Five eCommerce KPIs Your Accountant Should be Tracking for You
What isn’t measured, isn’t managed. While this is true for every business, it’s especially crucial in eCommerce.
Why? Because the success of your eCommerce store is largely based on unit economics, and almost everything in eCommerce is measurable.
Your costs, your revenue, and subsequently your margins, can be broken down for every item in your store.
Not just that, in this day and age, virtually every step of your buyer’s journey can be tracked with free tools like Google Analytics. Online platforms like Shopify will even give you data about your checkout process. Put that data together, add in financial costs from your accounting software, and you can breakdown your unit economics in real-time.
It can all be optimized.
But the fact everything can be tracked is both a gift and a curse. Metrics and KPIs can often become distracting, it’s important to focus on what’s most important to your business right now. It’s important to optimize one area of your store at a time.
So where do you start the analysis? Here are five major KPIs (and a whole bunch of supporting KPIs) you and your accountant should be tracking on a monthly basis.
Customer Lifetime Value
First, you need to understand how much each new customer is worth to you. Customer lifetime value is calculated by multiplying the average someone spends with you, how many times they order from you in a year, and how many years they typically buy from you.

*LISTED RECORDS*:
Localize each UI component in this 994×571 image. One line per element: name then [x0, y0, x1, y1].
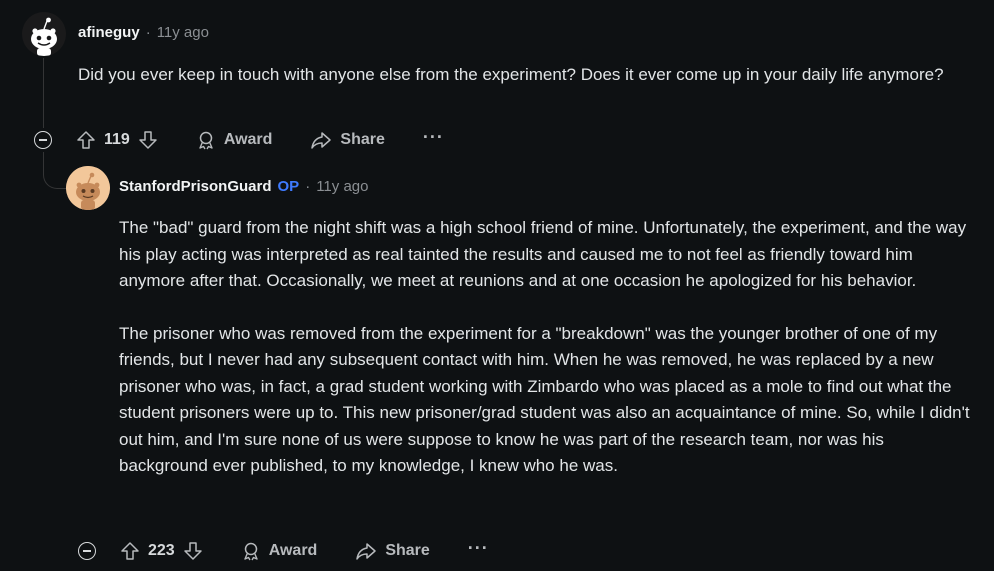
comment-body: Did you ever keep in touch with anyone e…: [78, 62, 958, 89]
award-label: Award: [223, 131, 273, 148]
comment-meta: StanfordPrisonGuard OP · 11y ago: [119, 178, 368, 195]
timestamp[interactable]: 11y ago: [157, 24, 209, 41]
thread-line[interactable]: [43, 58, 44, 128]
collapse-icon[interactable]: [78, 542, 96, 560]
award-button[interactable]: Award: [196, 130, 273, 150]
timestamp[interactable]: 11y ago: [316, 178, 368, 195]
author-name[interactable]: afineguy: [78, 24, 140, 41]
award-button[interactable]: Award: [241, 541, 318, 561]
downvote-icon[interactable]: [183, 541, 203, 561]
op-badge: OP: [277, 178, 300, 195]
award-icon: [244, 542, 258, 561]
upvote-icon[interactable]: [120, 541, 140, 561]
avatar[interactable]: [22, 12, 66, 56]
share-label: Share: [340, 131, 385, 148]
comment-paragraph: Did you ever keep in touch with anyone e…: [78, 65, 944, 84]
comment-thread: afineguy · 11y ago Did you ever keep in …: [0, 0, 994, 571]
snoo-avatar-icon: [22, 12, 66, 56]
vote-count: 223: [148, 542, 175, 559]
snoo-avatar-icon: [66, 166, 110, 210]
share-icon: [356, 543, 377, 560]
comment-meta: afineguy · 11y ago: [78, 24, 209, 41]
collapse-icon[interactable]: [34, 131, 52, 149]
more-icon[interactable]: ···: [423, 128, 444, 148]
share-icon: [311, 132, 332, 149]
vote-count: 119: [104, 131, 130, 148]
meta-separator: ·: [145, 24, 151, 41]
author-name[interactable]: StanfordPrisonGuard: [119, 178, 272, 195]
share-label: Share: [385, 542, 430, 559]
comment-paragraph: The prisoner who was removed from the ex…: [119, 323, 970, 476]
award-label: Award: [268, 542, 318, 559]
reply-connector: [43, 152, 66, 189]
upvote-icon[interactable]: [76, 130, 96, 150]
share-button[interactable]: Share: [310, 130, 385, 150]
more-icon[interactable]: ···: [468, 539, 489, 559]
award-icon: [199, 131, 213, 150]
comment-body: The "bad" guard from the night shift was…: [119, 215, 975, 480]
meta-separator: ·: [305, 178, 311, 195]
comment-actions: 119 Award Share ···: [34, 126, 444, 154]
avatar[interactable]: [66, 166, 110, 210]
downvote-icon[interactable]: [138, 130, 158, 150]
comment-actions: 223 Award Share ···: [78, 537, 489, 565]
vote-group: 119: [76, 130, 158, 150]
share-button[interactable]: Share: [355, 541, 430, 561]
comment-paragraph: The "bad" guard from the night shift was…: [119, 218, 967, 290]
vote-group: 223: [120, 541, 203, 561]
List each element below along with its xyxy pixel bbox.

...

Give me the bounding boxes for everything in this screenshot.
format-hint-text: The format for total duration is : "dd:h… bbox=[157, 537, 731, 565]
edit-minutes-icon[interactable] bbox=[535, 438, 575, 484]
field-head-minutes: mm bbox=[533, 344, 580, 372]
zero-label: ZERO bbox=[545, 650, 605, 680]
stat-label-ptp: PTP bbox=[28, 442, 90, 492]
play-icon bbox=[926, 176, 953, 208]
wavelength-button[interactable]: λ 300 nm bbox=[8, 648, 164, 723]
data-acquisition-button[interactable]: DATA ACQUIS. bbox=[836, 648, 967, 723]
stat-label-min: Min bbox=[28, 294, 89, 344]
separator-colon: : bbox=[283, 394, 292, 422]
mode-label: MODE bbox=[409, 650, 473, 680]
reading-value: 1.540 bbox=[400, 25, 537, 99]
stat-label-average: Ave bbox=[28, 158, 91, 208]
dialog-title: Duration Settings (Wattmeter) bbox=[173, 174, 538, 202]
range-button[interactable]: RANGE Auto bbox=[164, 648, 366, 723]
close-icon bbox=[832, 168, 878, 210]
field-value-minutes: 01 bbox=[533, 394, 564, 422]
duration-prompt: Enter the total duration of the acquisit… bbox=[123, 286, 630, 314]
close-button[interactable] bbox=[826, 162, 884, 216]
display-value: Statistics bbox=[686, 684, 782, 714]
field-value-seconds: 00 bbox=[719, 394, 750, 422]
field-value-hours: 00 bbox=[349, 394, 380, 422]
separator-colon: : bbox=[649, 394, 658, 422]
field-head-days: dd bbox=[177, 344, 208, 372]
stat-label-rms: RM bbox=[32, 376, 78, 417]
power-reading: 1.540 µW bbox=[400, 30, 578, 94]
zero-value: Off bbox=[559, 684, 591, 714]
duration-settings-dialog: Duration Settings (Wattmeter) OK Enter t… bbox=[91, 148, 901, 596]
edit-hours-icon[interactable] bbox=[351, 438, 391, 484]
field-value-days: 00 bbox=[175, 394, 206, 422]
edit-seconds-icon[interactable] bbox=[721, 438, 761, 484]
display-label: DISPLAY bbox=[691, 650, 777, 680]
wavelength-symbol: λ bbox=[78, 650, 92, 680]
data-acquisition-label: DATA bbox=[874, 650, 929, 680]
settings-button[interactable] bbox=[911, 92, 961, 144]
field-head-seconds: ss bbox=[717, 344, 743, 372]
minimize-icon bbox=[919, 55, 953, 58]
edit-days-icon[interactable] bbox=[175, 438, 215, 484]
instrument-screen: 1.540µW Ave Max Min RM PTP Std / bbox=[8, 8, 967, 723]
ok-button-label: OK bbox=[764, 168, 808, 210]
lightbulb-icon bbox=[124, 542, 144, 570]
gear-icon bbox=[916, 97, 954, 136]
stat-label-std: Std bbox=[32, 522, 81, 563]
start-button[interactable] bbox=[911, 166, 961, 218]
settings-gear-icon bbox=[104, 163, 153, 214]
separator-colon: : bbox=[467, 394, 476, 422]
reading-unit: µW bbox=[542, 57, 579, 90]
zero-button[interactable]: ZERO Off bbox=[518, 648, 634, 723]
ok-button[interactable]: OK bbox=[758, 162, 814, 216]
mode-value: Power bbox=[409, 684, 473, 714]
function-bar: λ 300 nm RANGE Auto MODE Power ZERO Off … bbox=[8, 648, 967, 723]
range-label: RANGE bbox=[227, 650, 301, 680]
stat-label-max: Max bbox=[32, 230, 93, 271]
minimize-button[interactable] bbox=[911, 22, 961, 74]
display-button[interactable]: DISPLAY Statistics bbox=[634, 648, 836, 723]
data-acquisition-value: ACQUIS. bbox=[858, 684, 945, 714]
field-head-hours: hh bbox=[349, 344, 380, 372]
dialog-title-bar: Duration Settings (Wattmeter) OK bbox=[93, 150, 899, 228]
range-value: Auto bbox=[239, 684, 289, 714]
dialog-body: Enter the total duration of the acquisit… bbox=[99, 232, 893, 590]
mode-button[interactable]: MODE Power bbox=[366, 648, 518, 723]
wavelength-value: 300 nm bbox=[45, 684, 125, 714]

*STATED EXERCISE A*:
Using the eCommerce KPI article, decide whether each statement agrees with it, answering yes or no and quoting the words of the article that settle it: (i) Shopify can supply data about the checkout process. (ii) The article advises optimizing every area of the store at once. (iii) The five KPIs should be tracked weekly.
*STATED EXERCISE B*:
From the records, extract the lines from the one containing "comment-body: Did you" up to and including the one containing "downvote-icon[interactable]: [183, 541, 203, 561]", reproducing them exactly.

*COMPLETE OUTPUT A*:
(i) Yes: "Online platforms like Shopify will even give you data about your checkout process."
(ii) No: "It’s important to optimize one area of your store at a time."
(iii) No: "you and your accountant should be tracking on a monthly basis."

*COMPLETE OUTPUT B*:
comment-body: Did you ever keep in touch with anyone e…: [78, 62, 958, 89]
award-label: Award: [223, 131, 273, 148]
comment-meta: StanfordPrisonGuard OP · 11y ago: [119, 178, 368, 195]
timestamp[interactable]: 11y ago: [157, 24, 209, 41]
thread-line[interactable]: [43, 58, 44, 128]
collapse-icon[interactable]: [78, 542, 96, 560]
award-button[interactable]: Award: [196, 130, 273, 150]
timestamp[interactable]: 11y ago: [316, 178, 368, 195]
author-name[interactable]: afineguy: [78, 24, 140, 41]
award-button[interactable]: Award: [241, 541, 318, 561]
downvote-icon[interactable]: [183, 541, 203, 561]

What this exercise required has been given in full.